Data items

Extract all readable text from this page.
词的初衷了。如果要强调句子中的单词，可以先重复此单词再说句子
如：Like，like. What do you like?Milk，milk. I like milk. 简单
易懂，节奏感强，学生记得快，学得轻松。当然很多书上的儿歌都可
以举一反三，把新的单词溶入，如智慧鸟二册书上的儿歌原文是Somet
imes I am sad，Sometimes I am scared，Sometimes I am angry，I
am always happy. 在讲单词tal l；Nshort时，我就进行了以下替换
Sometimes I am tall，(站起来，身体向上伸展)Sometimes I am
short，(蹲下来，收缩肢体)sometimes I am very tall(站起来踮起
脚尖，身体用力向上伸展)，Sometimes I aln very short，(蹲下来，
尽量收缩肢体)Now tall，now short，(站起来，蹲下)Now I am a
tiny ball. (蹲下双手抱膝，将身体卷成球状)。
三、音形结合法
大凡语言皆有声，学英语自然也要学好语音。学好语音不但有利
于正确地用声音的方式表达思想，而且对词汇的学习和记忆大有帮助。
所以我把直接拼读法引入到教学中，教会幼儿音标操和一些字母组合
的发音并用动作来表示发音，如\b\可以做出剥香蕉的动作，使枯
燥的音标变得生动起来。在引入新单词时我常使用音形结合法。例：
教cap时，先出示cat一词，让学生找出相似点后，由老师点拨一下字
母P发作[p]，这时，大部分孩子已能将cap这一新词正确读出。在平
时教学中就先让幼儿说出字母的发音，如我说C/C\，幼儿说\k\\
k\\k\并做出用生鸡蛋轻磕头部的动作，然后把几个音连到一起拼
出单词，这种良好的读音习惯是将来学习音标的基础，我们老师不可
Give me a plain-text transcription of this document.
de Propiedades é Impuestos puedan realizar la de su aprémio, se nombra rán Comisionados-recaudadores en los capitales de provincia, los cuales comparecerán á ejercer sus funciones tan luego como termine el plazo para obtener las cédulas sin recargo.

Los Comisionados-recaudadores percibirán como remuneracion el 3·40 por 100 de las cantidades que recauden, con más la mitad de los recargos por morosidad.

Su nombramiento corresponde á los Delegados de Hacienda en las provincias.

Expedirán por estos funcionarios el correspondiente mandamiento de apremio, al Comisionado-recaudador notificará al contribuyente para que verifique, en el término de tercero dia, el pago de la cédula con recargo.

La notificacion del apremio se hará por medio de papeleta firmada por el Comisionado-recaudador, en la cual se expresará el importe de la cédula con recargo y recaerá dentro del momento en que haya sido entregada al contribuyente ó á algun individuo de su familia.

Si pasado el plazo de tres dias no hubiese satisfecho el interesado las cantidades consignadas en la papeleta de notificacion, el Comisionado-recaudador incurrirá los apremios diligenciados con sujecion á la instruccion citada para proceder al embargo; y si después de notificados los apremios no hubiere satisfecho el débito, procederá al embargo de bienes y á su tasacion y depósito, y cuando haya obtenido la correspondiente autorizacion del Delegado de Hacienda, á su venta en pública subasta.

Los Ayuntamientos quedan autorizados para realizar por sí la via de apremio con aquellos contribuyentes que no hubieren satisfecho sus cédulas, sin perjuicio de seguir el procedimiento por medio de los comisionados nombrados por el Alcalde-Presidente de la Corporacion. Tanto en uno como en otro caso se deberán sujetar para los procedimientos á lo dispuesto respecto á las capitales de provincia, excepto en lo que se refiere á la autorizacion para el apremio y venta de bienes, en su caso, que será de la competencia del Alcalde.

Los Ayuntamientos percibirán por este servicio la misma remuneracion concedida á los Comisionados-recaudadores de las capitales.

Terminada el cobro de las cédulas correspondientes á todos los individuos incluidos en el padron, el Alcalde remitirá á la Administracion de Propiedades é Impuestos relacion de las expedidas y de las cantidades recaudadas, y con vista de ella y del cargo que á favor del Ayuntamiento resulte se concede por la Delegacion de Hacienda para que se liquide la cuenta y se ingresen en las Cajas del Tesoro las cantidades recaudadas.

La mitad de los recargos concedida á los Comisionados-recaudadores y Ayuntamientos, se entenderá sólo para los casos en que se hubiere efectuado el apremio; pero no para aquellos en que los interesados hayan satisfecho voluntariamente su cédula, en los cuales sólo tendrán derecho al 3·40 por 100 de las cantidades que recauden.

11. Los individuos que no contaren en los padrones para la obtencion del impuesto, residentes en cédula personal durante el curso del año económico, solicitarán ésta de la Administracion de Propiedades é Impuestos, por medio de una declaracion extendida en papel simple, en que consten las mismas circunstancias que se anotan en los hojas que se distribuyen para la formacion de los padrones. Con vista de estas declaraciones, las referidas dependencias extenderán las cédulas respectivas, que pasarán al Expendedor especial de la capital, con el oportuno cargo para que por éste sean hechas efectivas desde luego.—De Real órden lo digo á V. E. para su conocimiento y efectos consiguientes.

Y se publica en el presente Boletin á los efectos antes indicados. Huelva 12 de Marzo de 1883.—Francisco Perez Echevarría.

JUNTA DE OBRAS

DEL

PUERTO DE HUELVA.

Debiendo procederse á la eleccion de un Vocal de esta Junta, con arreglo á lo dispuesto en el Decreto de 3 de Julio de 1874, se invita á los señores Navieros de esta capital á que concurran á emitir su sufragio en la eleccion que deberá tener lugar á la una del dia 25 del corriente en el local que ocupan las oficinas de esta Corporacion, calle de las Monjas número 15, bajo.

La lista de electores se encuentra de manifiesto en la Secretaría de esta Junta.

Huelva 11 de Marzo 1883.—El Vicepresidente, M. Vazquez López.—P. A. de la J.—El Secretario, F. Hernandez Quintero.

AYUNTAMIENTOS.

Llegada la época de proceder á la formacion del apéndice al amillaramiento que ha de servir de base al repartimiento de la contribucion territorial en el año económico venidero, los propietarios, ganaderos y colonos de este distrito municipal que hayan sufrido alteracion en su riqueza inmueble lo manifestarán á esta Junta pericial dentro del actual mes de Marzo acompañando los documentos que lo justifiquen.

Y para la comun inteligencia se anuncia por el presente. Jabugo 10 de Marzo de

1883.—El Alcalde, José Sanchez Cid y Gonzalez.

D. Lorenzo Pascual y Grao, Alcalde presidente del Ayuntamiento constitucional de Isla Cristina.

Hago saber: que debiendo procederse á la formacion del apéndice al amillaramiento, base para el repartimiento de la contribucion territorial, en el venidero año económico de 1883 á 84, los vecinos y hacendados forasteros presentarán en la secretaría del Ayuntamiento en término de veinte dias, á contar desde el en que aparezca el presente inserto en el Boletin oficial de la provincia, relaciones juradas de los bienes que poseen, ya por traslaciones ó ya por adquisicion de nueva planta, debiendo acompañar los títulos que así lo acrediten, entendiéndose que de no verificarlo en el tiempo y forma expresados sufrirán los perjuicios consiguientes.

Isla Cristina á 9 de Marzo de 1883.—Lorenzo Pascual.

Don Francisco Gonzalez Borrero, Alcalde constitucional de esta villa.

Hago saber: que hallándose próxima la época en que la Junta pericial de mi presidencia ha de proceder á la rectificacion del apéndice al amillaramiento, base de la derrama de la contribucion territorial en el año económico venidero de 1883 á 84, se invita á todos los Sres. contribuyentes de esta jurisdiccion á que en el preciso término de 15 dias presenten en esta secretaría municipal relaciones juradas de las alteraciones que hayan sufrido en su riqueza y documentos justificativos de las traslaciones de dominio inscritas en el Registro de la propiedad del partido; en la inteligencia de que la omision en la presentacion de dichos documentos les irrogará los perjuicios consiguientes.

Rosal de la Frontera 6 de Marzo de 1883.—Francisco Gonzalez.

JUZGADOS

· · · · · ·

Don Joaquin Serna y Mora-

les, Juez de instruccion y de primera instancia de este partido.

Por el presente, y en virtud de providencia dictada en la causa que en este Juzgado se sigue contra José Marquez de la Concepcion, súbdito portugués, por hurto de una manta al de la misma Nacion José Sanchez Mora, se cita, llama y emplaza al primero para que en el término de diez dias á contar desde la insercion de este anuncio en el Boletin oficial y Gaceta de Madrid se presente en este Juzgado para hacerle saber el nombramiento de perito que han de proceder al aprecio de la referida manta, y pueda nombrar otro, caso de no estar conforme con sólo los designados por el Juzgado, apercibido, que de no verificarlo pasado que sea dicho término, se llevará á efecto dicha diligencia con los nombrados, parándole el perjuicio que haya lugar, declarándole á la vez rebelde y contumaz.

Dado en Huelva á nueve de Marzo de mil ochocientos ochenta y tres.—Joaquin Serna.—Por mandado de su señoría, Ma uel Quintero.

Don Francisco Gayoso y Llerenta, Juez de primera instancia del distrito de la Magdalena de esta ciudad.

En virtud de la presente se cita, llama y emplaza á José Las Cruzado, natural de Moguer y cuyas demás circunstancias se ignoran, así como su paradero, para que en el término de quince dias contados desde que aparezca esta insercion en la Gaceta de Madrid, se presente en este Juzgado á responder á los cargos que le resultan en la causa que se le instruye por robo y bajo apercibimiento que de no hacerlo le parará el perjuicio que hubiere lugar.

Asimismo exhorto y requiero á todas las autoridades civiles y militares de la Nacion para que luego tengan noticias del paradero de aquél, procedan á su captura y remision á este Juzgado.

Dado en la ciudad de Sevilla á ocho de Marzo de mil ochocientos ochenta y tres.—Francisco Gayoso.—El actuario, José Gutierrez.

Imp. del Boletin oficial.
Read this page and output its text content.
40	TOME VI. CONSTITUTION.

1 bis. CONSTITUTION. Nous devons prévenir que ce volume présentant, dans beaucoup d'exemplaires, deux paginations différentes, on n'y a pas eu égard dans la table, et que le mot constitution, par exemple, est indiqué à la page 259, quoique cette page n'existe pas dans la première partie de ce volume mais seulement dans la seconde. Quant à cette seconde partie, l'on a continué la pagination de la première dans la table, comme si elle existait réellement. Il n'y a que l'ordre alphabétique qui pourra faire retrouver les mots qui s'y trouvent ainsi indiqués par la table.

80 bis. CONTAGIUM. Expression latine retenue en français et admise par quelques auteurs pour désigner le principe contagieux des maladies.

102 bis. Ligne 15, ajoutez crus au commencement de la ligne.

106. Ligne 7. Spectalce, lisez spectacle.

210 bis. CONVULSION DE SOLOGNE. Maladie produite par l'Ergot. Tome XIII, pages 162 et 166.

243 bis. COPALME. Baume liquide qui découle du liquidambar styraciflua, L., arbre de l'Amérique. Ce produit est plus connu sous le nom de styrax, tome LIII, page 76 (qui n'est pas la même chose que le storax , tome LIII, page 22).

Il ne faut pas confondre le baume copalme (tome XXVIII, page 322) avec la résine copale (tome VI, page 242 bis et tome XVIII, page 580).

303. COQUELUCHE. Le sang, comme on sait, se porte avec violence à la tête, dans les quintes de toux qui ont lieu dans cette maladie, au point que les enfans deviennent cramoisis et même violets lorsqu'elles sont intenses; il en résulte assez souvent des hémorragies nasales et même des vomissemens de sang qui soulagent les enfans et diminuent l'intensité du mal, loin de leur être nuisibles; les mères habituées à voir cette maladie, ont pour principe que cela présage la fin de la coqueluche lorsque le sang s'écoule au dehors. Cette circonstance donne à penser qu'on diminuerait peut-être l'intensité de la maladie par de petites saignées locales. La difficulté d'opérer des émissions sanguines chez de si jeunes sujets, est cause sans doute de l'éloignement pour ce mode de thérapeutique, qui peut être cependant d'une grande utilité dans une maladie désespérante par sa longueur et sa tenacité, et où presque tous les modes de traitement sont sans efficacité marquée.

Task description: Count how many lines above contain the word "sólo". Reply with the number alone.

Answer: 2